Data listing
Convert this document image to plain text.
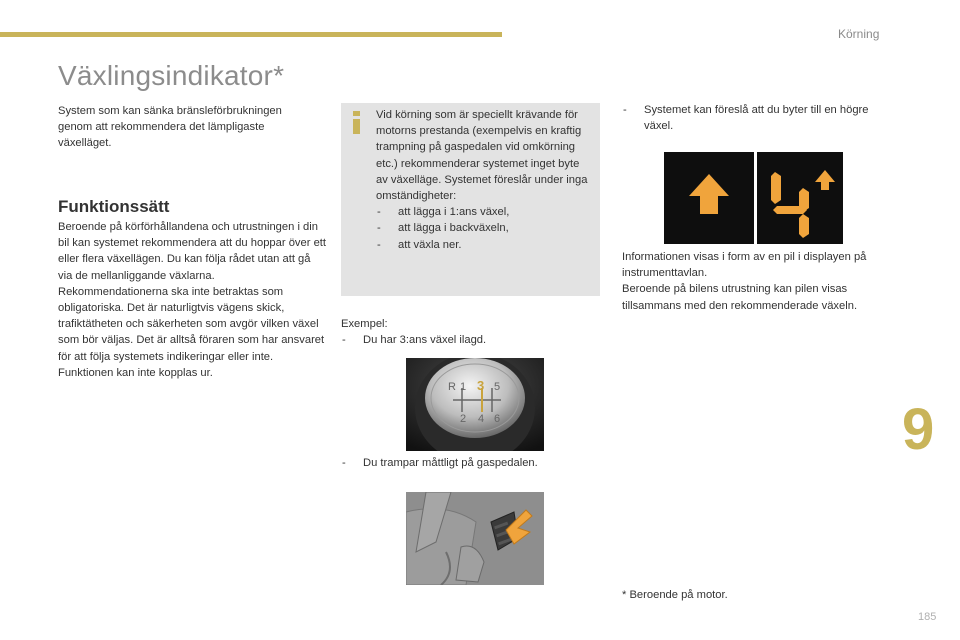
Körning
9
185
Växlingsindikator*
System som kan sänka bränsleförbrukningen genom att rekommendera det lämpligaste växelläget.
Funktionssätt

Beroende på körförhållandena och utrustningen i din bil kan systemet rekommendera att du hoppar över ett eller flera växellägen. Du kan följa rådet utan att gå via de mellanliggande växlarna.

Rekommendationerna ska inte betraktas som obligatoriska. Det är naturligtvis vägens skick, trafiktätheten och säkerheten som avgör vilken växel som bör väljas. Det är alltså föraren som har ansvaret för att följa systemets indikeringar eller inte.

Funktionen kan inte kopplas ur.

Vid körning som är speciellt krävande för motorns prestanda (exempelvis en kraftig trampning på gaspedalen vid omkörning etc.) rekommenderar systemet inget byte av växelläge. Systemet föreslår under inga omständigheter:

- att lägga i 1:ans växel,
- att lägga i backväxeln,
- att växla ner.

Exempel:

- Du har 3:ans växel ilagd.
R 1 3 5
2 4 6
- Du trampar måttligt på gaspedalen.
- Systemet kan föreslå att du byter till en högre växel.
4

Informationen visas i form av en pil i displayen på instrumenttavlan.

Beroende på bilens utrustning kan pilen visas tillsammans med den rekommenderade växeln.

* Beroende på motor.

---

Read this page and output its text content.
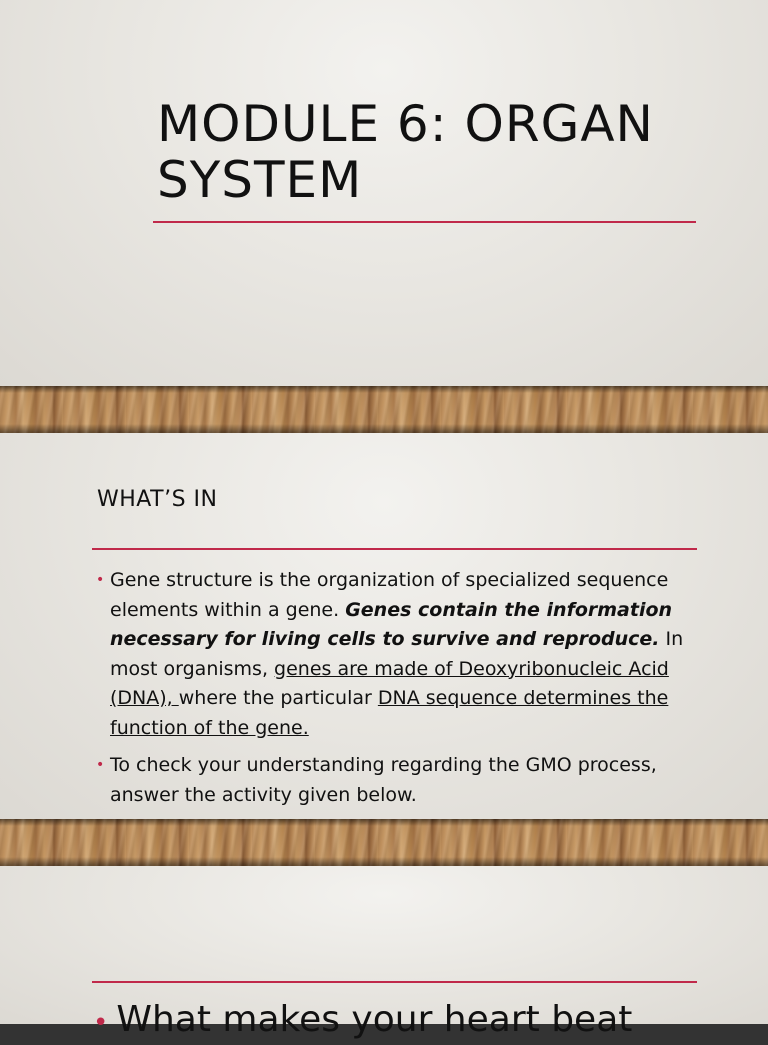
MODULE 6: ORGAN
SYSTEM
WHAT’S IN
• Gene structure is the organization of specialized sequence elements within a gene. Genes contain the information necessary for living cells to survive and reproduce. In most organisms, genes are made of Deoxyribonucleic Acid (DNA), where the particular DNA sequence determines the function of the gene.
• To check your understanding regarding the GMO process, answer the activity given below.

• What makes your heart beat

Prompt
Count the lines of the data that hold the string "eller", and give that number as the entire reply.

Answer to this exercise
2